> _EXERCISE DIRECTIONS_:
Every record should be written out exactly, please.
——
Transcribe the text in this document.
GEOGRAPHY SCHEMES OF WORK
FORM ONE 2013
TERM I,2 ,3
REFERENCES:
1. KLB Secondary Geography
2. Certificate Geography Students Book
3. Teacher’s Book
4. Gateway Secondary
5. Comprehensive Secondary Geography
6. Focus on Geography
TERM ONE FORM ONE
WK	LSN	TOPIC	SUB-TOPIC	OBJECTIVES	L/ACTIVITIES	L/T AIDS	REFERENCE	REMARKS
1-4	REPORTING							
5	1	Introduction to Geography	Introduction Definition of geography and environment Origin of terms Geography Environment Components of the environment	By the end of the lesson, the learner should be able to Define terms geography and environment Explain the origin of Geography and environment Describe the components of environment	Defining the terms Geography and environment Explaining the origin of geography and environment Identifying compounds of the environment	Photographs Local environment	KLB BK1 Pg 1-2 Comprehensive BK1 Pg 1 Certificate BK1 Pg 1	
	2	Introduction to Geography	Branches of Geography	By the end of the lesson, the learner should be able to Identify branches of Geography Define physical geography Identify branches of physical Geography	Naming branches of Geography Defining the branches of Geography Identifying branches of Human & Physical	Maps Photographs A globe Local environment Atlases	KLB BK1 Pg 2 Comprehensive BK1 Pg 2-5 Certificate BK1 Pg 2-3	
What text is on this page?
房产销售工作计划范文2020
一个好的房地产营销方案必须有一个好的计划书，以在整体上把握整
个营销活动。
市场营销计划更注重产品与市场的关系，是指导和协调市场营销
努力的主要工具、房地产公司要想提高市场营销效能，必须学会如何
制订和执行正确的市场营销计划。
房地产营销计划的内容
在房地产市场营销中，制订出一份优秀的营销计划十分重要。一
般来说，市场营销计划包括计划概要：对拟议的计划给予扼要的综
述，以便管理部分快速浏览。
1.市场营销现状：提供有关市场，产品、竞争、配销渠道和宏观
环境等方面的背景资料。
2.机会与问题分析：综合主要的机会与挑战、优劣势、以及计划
——
> _REPLY_:
Transcribe the text in this document.
GEOGRAPHY SCHEMES OF WORK
FORM ONE 2013
TERM I,2 ,3
REFERENCES:
1. KLB Secondary Geography
2. Certificate Geography Students Book
3. Teacher’s Book
4. Gateway Secondary
5. Comprehensive Secondary Geography
6. Focus on Geography
TERM ONE FORM ONE
WK	LSN	TOPIC	SUB-TOPIC	OBJECTIVES	L/ACTIVITIES	L/T AIDS	REFERENCE	REMARKS
1-4	REPORTING							
5	1	Introduction to Geography	Introduction Definition of geography and environment Origin of terms Geography Environment Components of the environment	By the end of the lesson, the learner should be able to Define terms geography and environment Explain the origin of Geography and environment Describe the components of environment	Defining the terms Geography and environment Explaining the origin of geography and environment Identifying compounds of the environment	Photographs Local environment	KLB BK1 Pg 1-2 Comprehensive BK1 Pg 1 Certificate BK1 Pg 1	
	2	Introduction to Geography	Branches of Geography	By the end of the lesson, the learner should be able to Identify branches of Geography Define physical geography Identify branches of physical Geography	Naming branches of Geography Defining the branches of Geography Identifying branches of Human & Physical	Maps Photographs A globe Local environment Atlases	KLB BK1 Pg 2 Comprehensive BK1 Pg 2-5 Certificate BK1 Pg 2-3	
What text is on this page?
房产销售工作计划范文2020
一个好的房地产营销方案必须有一个好的计划书，以在整体上把握整
个营销活动。
市场营销计划更注重产品与市场的关系，是指导和协调市场营销
努力的主要工具、房地产公司要想提高市场营销效能，必须学会如何
制订和执行正确的市场营销计划。
房地产营销计划的内容
在房地产市场营销中，制订出一份优秀的营销计划十分重要。一
般来说，市场营销计划包括计划概要：对拟议的计划给予扼要的综
述，以便管理部分快速浏览。
1.市场营销现状：提供有关市场，产品、竞争、配销渠道和宏观
环境等方面的背景资料。
2.机会与问题分析：综合主要的机会与挑战、优劣势、以及计划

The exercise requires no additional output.